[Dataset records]
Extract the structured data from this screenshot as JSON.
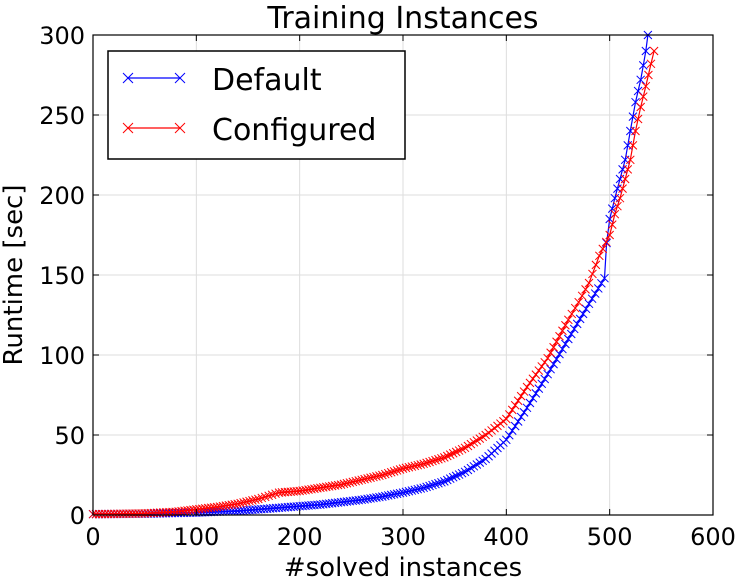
{
  "chart_data": {
    "type": "line",
    "title": "Training Instances",
    "xlabel": "#solved instances",
    "ylabel": "Runtime [sec]",
    "xlim": [
      0,
      600
    ],
    "ylim": [
      0,
      300
    ],
    "xticks": [
      0,
      100,
      200,
      300,
      400,
      500,
      600
    ],
    "yticks": [
      0,
      50,
      100,
      150,
      200,
      250,
      300
    ],
    "xtick_labels": [
      "0",
      "100",
      "200",
      "300",
      "400",
      "500",
      "600"
    ],
    "ytick_labels": [
      "0",
      "50",
      "100",
      "150",
      "200",
      "250",
      "300"
    ],
    "grid": true,
    "legend_position": "top-left",
    "marker": "x",
    "series": [
      {
        "name": "Default",
        "color": "#0000ff",
        "x": [
          0,
          50,
          100,
          120,
          140,
          160,
          180,
          200,
          220,
          240,
          260,
          280,
          300,
          320,
          340,
          360,
          380,
          400,
          420,
          440,
          460,
          480,
          495,
          497,
          500,
          505,
          510,
          515,
          520,
          525,
          530,
          535,
          537
        ],
        "y": [
          0.5,
          0.8,
          1.5,
          2,
          2.5,
          3.5,
          4.5,
          5.5,
          6.5,
          8,
          9.5,
          11.5,
          14,
          17,
          21,
          27,
          35,
          47,
          67,
          88,
          110,
          132,
          148,
          170,
          185,
          198,
          210,
          222,
          240,
          258,
          272,
          290,
          300
        ]
      },
      {
        "name": "Configured",
        "color": "#ff0000",
        "x": [
          0,
          50,
          80,
          100,
          120,
          140,
          160,
          170,
          180,
          200,
          220,
          240,
          260,
          280,
          300,
          320,
          340,
          360,
          380,
          400,
          420,
          440,
          460,
          470,
          480,
          490,
          500,
          505,
          510,
          515,
          520,
          525,
          530,
          535,
          540,
          543
        ],
        "y": [
          0.5,
          1,
          2,
          3.5,
          5,
          7,
          10,
          12,
          14,
          15,
          17,
          19,
          22,
          25,
          29,
          32,
          36,
          42,
          50,
          60,
          80,
          98,
          122,
          133,
          145,
          162,
          175,
          188,
          198,
          210,
          222,
          240,
          255,
          268,
          282,
          290
        ]
      }
    ]
  }
}
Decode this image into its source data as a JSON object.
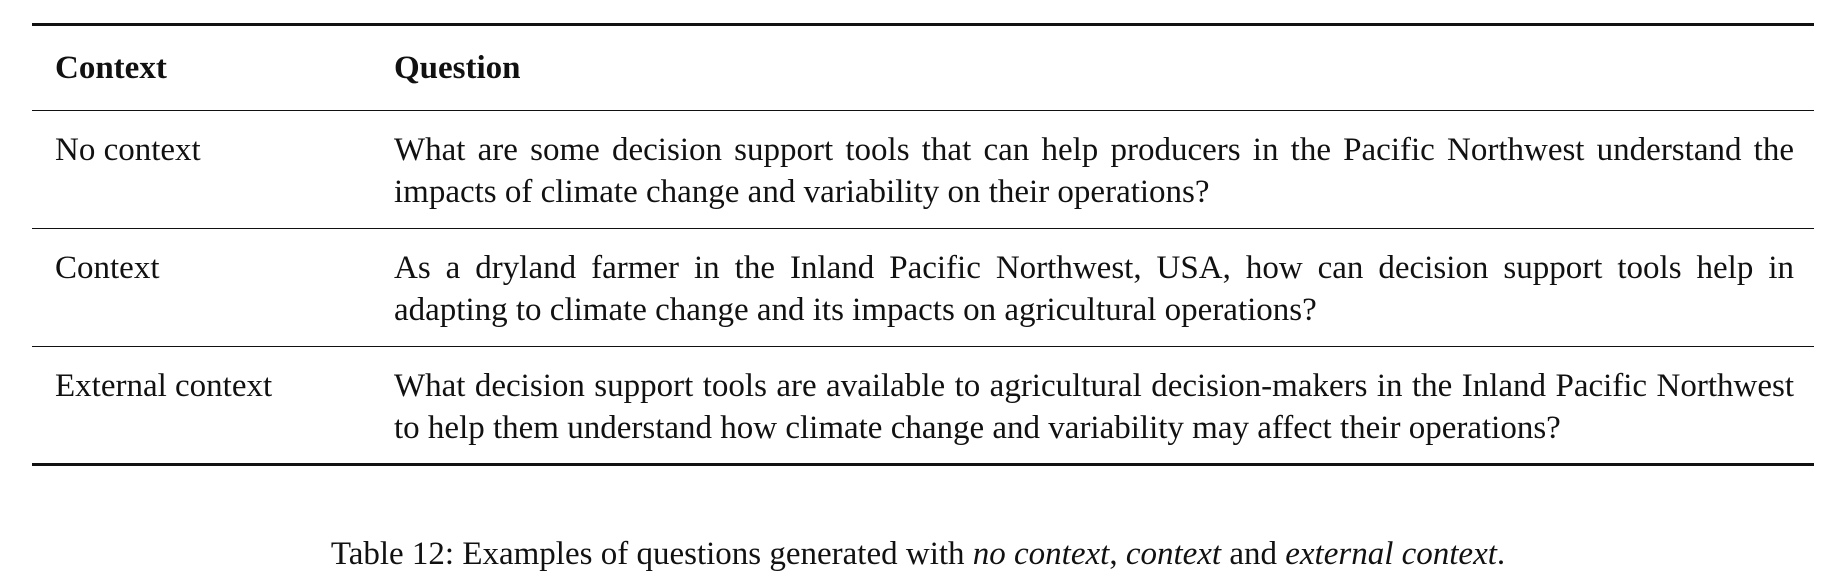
{
  "table": {
    "headers": [
      "Context",
      "Question"
    ],
    "rows": [
      {
        "context": "No context",
        "question": "What are some decision support tools that can help producers in the Pacific Northwest understand the impacts of climate change and variability on their operations?"
      },
      {
        "context": "Context",
        "question": "As a dryland farmer in the Inland Pacific Northwest, USA, how can decision support tools help in adapting to climate change and its impacts on agricultural operations?"
      },
      {
        "context": "External context",
        "question": "What decision support tools are available to agricultural decision-makers in the Inland Pacific Northwest to help them understand how climate change and variability may affect their operations?"
      }
    ]
  },
  "caption": {
    "prefix": "Table 12: Examples of questions generated with ",
    "term1": "no context",
    "sep1": ", ",
    "term2": "context",
    "sep2": " and ",
    "term3": "external context",
    "suffix": "."
  }
}
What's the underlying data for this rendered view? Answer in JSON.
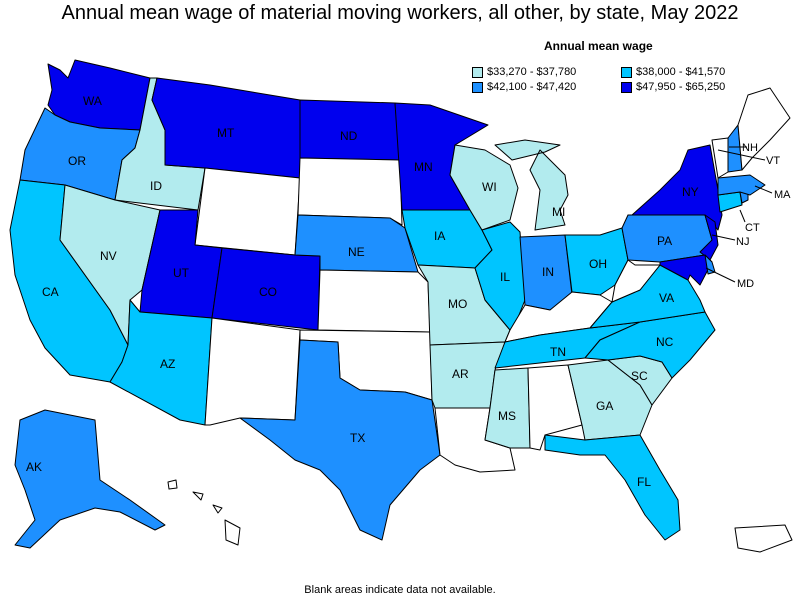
{
  "title": "Annual mean wage of material moving workers, all other, by state, May 2022",
  "legend": {
    "title": "Annual mean wage",
    "bins": [
      {
        "label": "$33,270 - $37,780",
        "color": "#b2ebee"
      },
      {
        "label": "$38,000 - $41,570",
        "color": "#00c5ff"
      },
      {
        "label": "$42,100 - $47,420",
        "color": "#1e90ff"
      },
      {
        "label": "$47,950 - $65,250",
        "color": "#0000ee"
      }
    ]
  },
  "footnote": "Blank areas indicate data not available.",
  "colors": {
    "bin1": "#b2ebee",
    "bin2": "#00c5ff",
    "bin3": "#1e90ff",
    "bin4": "#0000ee",
    "no_data": "#ffffff"
  },
  "states": {
    "WA": {
      "label": "WA",
      "bin": 4
    },
    "OR": {
      "label": "OR",
      "bin": 3
    },
    "CA": {
      "label": "CA",
      "bin": 2
    },
    "ID": {
      "label": "ID",
      "bin": 1
    },
    "NV": {
      "label": "NV",
      "bin": 1
    },
    "MT": {
      "label": "MT",
      "bin": 4
    },
    "UT": {
      "label": "UT",
      "bin": 4
    },
    "AZ": {
      "label": "AZ",
      "bin": 2
    },
    "CO": {
      "label": "CO",
      "bin": 4
    },
    "ND": {
      "label": "ND",
      "bin": 4
    },
    "NE": {
      "label": "NE",
      "bin": 3
    },
    "TX": {
      "label": "TX",
      "bin": 3
    },
    "MN": {
      "label": "MN",
      "bin": 4
    },
    "IA": {
      "label": "IA",
      "bin": 2
    },
    "MO": {
      "label": "MO",
      "bin": 1
    },
    "AR": {
      "label": "AR",
      "bin": 1
    },
    "WI": {
      "label": "WI",
      "bin": 1
    },
    "IL": {
      "label": "IL",
      "bin": 2
    },
    "MS": {
      "label": "MS",
      "bin": 1
    },
    "MI": {
      "label": "MI",
      "bin": 1
    },
    "IN": {
      "label": "IN",
      "bin": 3
    },
    "OH": {
      "label": "OH",
      "bin": 2
    },
    "TN": {
      "label": "TN",
      "bin": 2
    },
    "GA": {
      "label": "GA",
      "bin": 1
    },
    "FL": {
      "label": "FL",
      "bin": 2
    },
    "SC": {
      "label": "SC",
      "bin": 1
    },
    "NC": {
      "label": "NC",
      "bin": 2
    },
    "VA": {
      "label": "VA",
      "bin": 2
    },
    "PA": {
      "label": "PA",
      "bin": 3
    },
    "NY": {
      "label": "NY",
      "bin": 4
    },
    "NJ": {
      "label": "NJ",
      "bin": 4
    },
    "MD": {
      "label": "MD",
      "bin": 4
    },
    "DE": {
      "label": "",
      "bin": 3
    },
    "VT": {
      "label": "VT",
      "bin": 0
    },
    "NH": {
      "label": "NH",
      "bin": 3
    },
    "MA": {
      "label": "MA",
      "bin": 3
    },
    "CT": {
      "label": "CT",
      "bin": 2
    },
    "RI": {
      "label": "",
      "bin": 3
    },
    "ME": {
      "label": "",
      "bin": 0
    },
    "AK": {
      "label": "AK",
      "bin": 3
    },
    "WY": {
      "label": "",
      "bin": 0
    },
    "SD": {
      "label": "",
      "bin": 0
    },
    "KS": {
      "label": "",
      "bin": 0
    },
    "OK": {
      "label": "",
      "bin": 0
    },
    "NM": {
      "label": "",
      "bin": 0
    },
    "LA": {
      "label": "",
      "bin": 0
    },
    "AL": {
      "label": "",
      "bin": 0
    },
    "KY": {
      "label": "",
      "bin": 0
    },
    "WV": {
      "label": "",
      "bin": 0
    },
    "HI": {
      "label": "",
      "bin": 0
    },
    "PR": {
      "label": "",
      "bin": 0
    }
  }
}
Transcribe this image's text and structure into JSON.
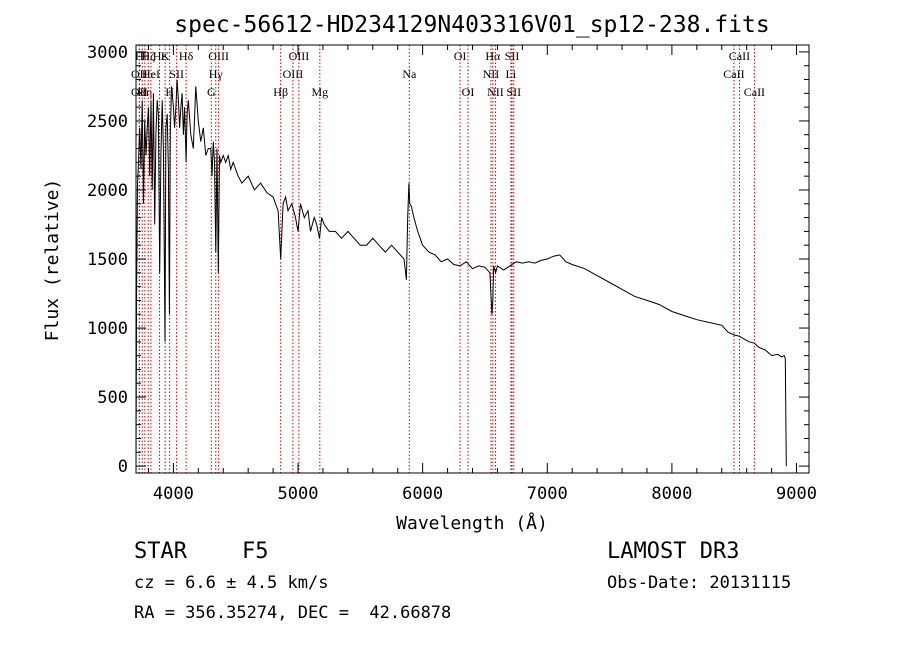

Set problem
Reproduce every record above exactly, but leave out the pictures.

Exercise result
Extract the structured data from this screenshot as JSON.
{
  "chart_data": {
    "type": "line",
    "title": "Training Instances",
    "xlabel": "#solved instances",
    "ylabel": "Runtime [sec]",
    "xlim": [
      0,
      600
    ],
    "ylim": [
      0,
      300
    ],
    "xticks": [
      0,
      100,
      200,
      300,
      400,
      500,
      600
    ],
    "yticks": [
      0,
      50,
      100,
      150,
      200,
      250,
      300
    ],
    "xtick_labels": [
      "0",
      "100",
      "200",
      "300",
      "400",
      "500",
      "600"
    ],
    "ytick_labels": [
      "0",
      "50",
      "100",
      "150",
      "200",
      "250",
      "300"
    ],
    "grid": true,
    "legend_position": "top-left",
    "marker": "x",
    "series": [
      {
        "name": "Default",
        "color": "#0000ff",
        "x": [
          0,
          50,
          100,
          120,
          140,
          160,
          180,
          200,
          220,
          240,
          260,
          280,
          300,
          320,
          340,
          360,
          380,
          400,
          420,
          440,
          460,
          480,
          495,
          497,
          500,
          505,
          510,
          515,
          520,
          525,
          530,
          535,
          537
        ],
        "y": [
          0.5,
          0.8,
          1.5,
          2,
          2.5,
          3.5,
          4.5,
          5.5,
          6.5,
          8,
          9.5,
          11.5,
          14,
          17,
          21,
          27,
          35,
          47,
          67,
          88,
          110,
          132,
          148,
          170,
          185,
          198,
          210,
          222,
          240,
          258,
          272,
          290,
          300
        ]
      },
      {
        "name": "Configured",
        "color": "#ff0000",
        "x": [
          0,
          50,
          80,
          100,
          120,
          140,
          160,
          170,
          180,
          200,
          220,
          240,
          260,
          280,
          300,
          320,
          340,
          360,
          380,
          400,
          420,
          440,
          460,
          470,
          480,
          490,
          500,
          505,
          510,
          515,
          520,
          525,
          530,
          535,
          540,
          543
        ],
        "y": [
          0.5,
          1,
          2,
          3.5,
          5,
          7,
          10,
          12,
          14,
          15,
          17,
          19,
          22,
          25,
          29,
          32,
          36,
          42,
          50,
          60,
          80,
          98,
          122,
          133,
          145,
          162,
          175,
          188,
          198,
          210,
          222,
          240,
          255,
          268,
          282,
          290
        ]
      }
    ]
  }
}
Decode this image into its source data as a JSON object.
{
  "table": {
    "headers": [
      "Context",
      "Question"
    ],
    "rows": [
      {
        "context": "No context",
        "question": "What are some decision support tools that can help producers in the Pacific Northwest understand the impacts of climate change and variability on their operations?"
      },
      {
        "context": "Context",
        "question": "As a dryland farmer in the Inland Pacific Northwest, USA, how can decision support tools help in adapting to climate change and its impacts on agricultural operations?"
      },
      {
        "context": "External context",
        "question": "What decision support tools are available to agricultural decision-makers in the Inland Pacific Northwest to help them understand how climate change and variability may affect their operations?"
      }
    ]
  },
  "caption": {
    "prefix": "Table 12: Examples of questions generated with ",
    "term1": "no context",
    "sep1": ", ",
    "term2": "context",
    "sep2": " and ",
    "term3": "external context",
    "suffix": "."
  }
}
What's the underlying data for this rendered view? Answer in JSON.
{
  "title": "Annual mean wage of material moving workers, all other, by state, May 2022",
  "legend": {
    "title": "Annual mean wage",
    "bins": [
      {
        "label": "$33,270 - $37,780",
        "color": "#b2ebee"
      },
      {
        "label": "$38,000 - $41,570",
        "color": "#00c5ff"
      },
      {
        "label": "$42,100 - $47,420",
        "color": "#1e90ff"
      },
      {
        "label": "$47,950 - $65,250",
        "color": "#0000ee"
      }
    ]
  },
  "footnote": "Blank areas indicate data not available.",
  "colors": {
    "bin1": "#b2ebee",
    "bin2": "#00c5ff",
    "bin3": "#1e90ff",
    "bin4": "#0000ee",
    "no_data": "#ffffff"
  },
  "states": {
    "WA": {
      "label": "WA",
      "bin": 4
    },
    "OR": {
      "label": "OR",
      "bin": 3
    },
    "CA": {
      "label": "CA",
      "bin": 2
    },
    "ID": {
      "label": "ID",
      "bin": 1
    },
    "NV": {
      "label": "NV",
      "bin": 1
    },
    "MT": {
      "label": "MT",
      "bin": 4
    },
    "UT": {
      "label": "UT",
      "bin": 4
    },
    "AZ": {
      "label": "AZ",
      "bin": 2
    },
    "CO": {
      "label": "CO",
      "bin": 4
    },
    "ND": {
      "label": "ND",
      "bin": 4
    },
    "NE": {
      "label": "NE",
      "bin": 3
    },
    "TX": {
      "label": "TX",
      "bin": 3
    },
    "MN": {
      "label": "MN",
      "bin": 4
    },
    "IA": {
      "label": "IA",
      "bin": 2
    },
    "MO": {
      "label": "MO",
      "bin": 1
    },
    "AR": {
      "label": "AR",
      "bin": 1
    },
    "WI": {
      "label": "WI",
      "bin": 1
    },
    "IL": {
      "label": "IL",
      "bin": 2
    },
    "MS": {
      "label": "MS",
      "bin": 1
    },
    "MI": {
      "label": "MI",
      "bin": 1
    },
    "IN": {
      "label": "IN",
      "bin": 3
    },
    "OH": {
      "label": "OH",
      "bin": 2
    },
    "TN": {
      "label": "TN",
      "bin": 2
    },
    "GA": {
      "label": "GA",
      "bin": 1
    },
    "FL": {
      "label": "FL",
      "bin": 2
    },
    "SC": {
      "label": "SC",
      "bin": 1
    },
    "NC": {
      "label": "NC",
      "bin": 2
    },
    "VA": {
      "label": "VA",
      "bin": 2
    },
    "PA": {
      "label": "PA",
      "bin": 3
    },
    "NY": {
      "label": "NY",
      "bin": 4
    },
    "NJ": {
      "label": "NJ",
      "bin": 4
    },
    "MD": {
      "label": "MD",
      "bin": 4
    },
    "DE": {
      "label": "",
      "bin": 3
    },
    "VT": {
      "label": "VT",
      "bin": 0
    },
    "NH": {
      "label": "NH",
      "bin": 3
    },
    "MA": {
      "label": "MA",
      "bin": 3
    },
    "CT": {
      "label": "CT",
      "bin": 2
    },
    "RI": {
      "label": "",
      "bin": 3
    },
    "ME": {
      "label": "",
      "bin": 0
    },
    "AK": {
      "label": "AK",
      "bin": 3
    },
    "WY": {
      "label": "",
      "bin": 0
    },
    "SD": {
      "label": "",
      "bin": 0
    },
    "KS": {
      "label": "",
      "bin": 0
    },
    "OK": {
      "label": "",
      "bin": 0
    },
    "NM": {
      "label": "",
      "bin": 0
    },
    "LA": {
      "label": "",
      "bin": 0
    },
    "AL": {
      "label": "",
      "bin": 0
    },
    "KY": {
      "label": "",
      "bin": 0
    },
    "WV": {
      "label": "",
      "bin": 0
    },
    "HI": {
      "label": "",
      "bin": 0
    },
    "PR": {
      "label": "",
      "bin": 0
    }
  }
}
Transcribe this image's text and structure into JSON.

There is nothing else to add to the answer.